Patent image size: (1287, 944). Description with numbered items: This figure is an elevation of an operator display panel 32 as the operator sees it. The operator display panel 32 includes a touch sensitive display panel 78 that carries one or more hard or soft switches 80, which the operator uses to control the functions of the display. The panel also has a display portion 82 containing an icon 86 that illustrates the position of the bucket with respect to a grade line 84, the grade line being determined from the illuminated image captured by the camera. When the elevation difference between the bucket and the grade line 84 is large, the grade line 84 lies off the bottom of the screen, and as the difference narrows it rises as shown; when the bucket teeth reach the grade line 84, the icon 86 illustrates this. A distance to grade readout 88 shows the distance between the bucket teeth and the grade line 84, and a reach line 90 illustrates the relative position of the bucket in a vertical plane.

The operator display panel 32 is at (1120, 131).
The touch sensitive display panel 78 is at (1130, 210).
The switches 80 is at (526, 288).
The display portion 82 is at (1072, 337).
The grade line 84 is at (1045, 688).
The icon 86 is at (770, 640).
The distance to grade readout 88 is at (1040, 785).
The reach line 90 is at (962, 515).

What is being asked
Rewrite all of the lines above, replacing "elevation" with "front view" wherever it appears and leaving everything else unchanged.

The response
Patent image size: (1287, 944). Description with numbered items: This figure is an front view of an operator display panel 32 as the operator sees it. The operator display panel 32 includes a touch sensitive display panel 78 that carries one or more hard or soft switches 80, which the operator uses to control the functions of the display. The panel also has a display portion 82 containing an icon 86 that illustrates the position of the bucket with respect to a grade line 84, the grade line being determined from the illuminated image captured by the camera. When the front view difference between the bucket and the grade line 84 is large, the grade line 84 lies off the bottom of the screen, and as the difference narrows it rises as shown; when the bucket teeth reach the grade line 84, the icon 86 illustrates this. A distance to grade readout 88 shows the distance between the bucket teeth and the grade line 84, and a reach line 90 illustrates the relative position of the bucket in a vertical plane.

The operator display panel 32 is at (1120, 131).
The touch sensitive display panel 78 is at (1130, 210).
The switches 80 is at (526, 288).
The display portion 82 is at (1072, 337).
The grade line 84 is at (1045, 688).
The icon 86 is at (770, 640).
The distance to grade readout 88 is at (1040, 785).
The reach line 90 is at (962, 515).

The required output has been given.